What the task requires:
Pull out every line with the word "this".

━━ Task material

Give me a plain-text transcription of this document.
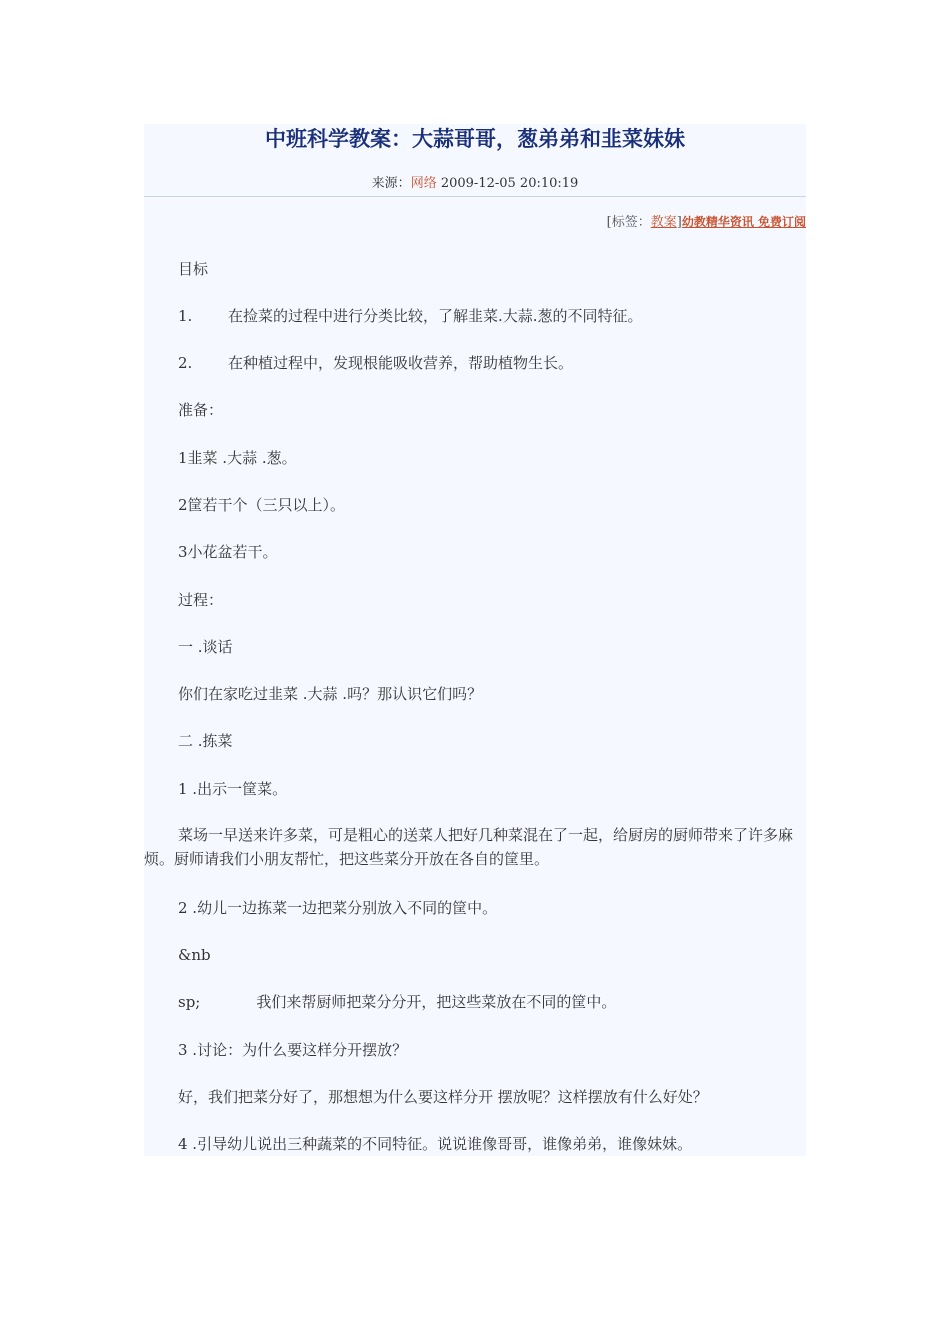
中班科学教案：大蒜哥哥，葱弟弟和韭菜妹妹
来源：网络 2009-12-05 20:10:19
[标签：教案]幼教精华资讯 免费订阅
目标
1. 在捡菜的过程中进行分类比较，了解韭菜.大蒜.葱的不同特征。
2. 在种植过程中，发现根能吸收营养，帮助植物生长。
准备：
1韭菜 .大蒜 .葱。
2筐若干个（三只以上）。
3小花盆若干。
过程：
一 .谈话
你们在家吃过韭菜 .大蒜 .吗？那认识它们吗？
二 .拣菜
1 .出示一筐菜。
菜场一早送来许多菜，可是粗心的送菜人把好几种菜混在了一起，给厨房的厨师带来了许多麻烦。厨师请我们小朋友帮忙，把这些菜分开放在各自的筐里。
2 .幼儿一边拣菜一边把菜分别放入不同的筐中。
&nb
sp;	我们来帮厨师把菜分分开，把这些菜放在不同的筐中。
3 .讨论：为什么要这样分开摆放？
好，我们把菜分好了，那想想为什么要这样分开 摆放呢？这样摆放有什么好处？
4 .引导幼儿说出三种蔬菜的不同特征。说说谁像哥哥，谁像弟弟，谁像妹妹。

━━━━
━━ Task material

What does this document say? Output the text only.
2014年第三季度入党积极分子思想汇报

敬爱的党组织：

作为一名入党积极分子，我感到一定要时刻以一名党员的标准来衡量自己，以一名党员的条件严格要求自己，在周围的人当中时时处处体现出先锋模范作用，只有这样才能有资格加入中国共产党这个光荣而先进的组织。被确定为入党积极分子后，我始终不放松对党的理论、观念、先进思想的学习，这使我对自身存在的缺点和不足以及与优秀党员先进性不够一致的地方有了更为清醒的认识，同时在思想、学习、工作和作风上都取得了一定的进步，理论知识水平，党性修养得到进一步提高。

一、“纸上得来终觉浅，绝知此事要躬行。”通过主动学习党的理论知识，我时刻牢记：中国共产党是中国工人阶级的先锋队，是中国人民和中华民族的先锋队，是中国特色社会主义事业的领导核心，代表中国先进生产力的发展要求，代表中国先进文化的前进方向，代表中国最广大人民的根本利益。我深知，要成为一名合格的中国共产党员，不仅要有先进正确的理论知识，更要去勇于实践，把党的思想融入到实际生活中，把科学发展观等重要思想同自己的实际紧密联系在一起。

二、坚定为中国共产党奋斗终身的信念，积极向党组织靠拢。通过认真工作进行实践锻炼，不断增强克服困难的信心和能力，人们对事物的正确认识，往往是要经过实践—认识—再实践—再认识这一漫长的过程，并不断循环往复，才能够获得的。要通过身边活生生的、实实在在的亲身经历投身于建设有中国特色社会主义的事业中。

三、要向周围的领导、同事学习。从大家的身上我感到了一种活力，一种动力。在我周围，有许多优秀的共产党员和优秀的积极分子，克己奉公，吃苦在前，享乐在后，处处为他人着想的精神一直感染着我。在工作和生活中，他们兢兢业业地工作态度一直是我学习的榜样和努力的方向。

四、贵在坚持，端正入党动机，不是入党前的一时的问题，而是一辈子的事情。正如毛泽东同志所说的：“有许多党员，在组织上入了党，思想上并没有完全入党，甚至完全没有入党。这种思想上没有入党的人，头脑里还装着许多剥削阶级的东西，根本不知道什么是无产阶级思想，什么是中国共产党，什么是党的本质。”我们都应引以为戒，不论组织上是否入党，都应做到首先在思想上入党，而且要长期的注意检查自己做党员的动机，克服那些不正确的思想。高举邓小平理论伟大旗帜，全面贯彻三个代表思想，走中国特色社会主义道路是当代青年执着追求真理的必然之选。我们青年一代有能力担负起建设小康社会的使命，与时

━━━━

Complete answer:
Give me a plain-text transcription of this document.
What does this document say? Output the text only.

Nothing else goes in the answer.